-- BRIEF --
From the entries below, pull out each line where "color" appears.

■ ■ ■ ■ ■ ■ ■

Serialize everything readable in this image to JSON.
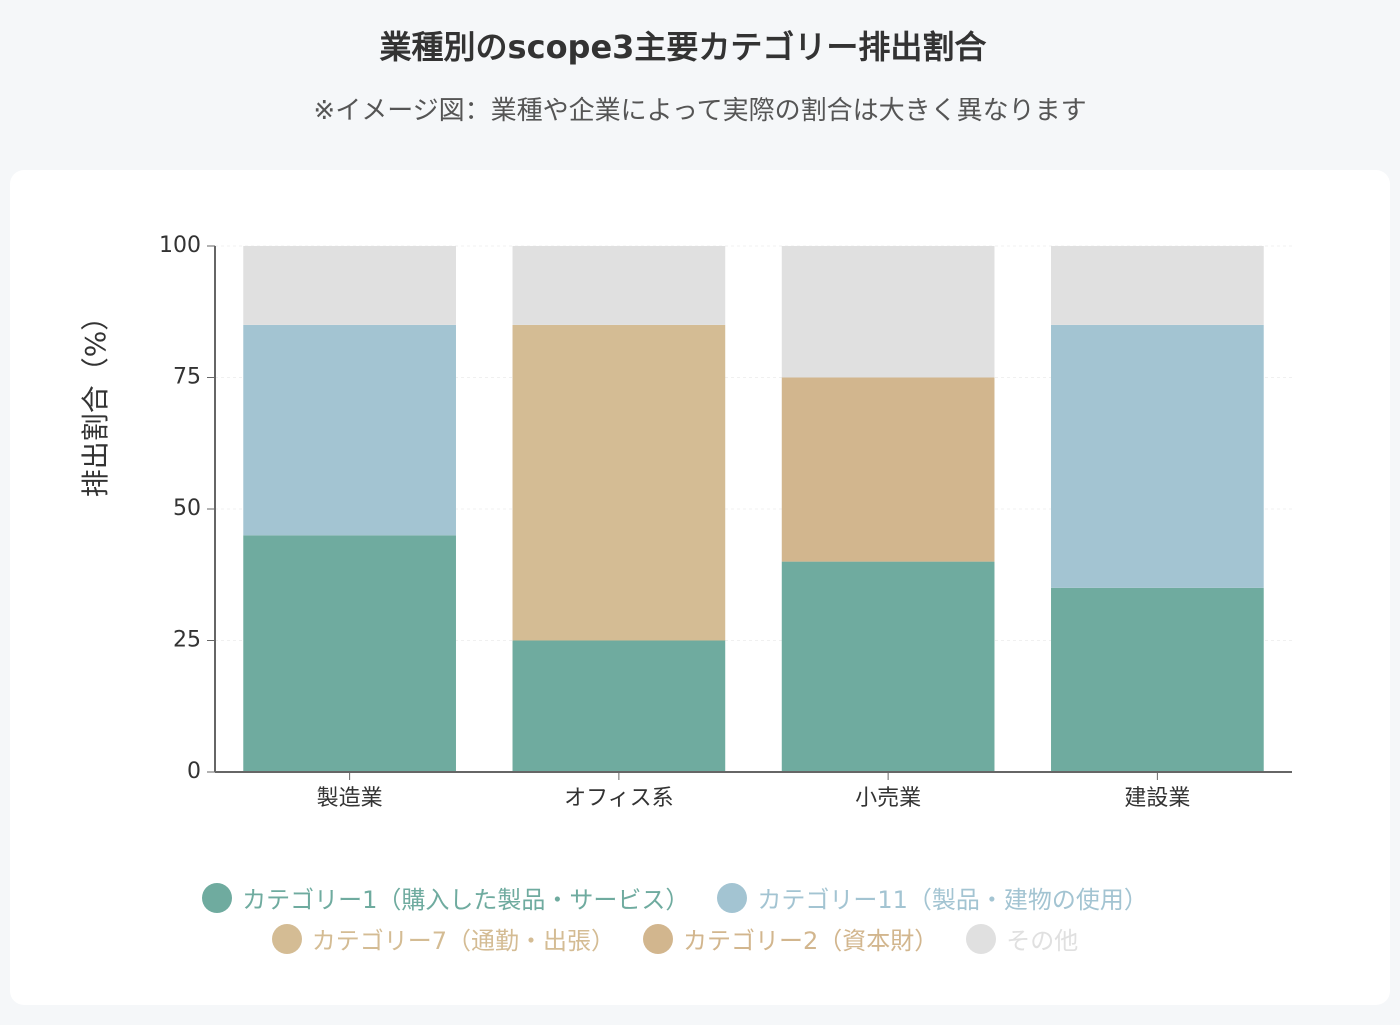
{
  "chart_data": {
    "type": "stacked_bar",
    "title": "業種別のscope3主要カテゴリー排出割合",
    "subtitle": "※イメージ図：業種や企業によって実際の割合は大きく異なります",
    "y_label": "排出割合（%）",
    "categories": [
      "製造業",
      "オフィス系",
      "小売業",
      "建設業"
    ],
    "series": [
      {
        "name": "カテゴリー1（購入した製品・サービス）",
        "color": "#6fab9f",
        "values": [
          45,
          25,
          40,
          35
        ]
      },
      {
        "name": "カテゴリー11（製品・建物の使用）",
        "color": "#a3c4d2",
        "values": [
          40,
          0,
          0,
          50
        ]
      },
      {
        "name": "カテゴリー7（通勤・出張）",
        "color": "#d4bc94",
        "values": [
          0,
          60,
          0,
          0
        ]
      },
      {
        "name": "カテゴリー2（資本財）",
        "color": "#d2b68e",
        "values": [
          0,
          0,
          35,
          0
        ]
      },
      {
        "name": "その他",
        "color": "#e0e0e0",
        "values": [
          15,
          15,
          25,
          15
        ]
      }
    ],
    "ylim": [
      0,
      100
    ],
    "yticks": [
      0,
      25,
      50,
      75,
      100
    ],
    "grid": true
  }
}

■ ■ ■ ■ ■ ■ ■

-- REPLY --
        "color": "#6fab9f",
        "color": "#a3c4d2",
        "color": "#d4bc94",
        "color": "#d2b68e",
        "color": "#e0e0e0",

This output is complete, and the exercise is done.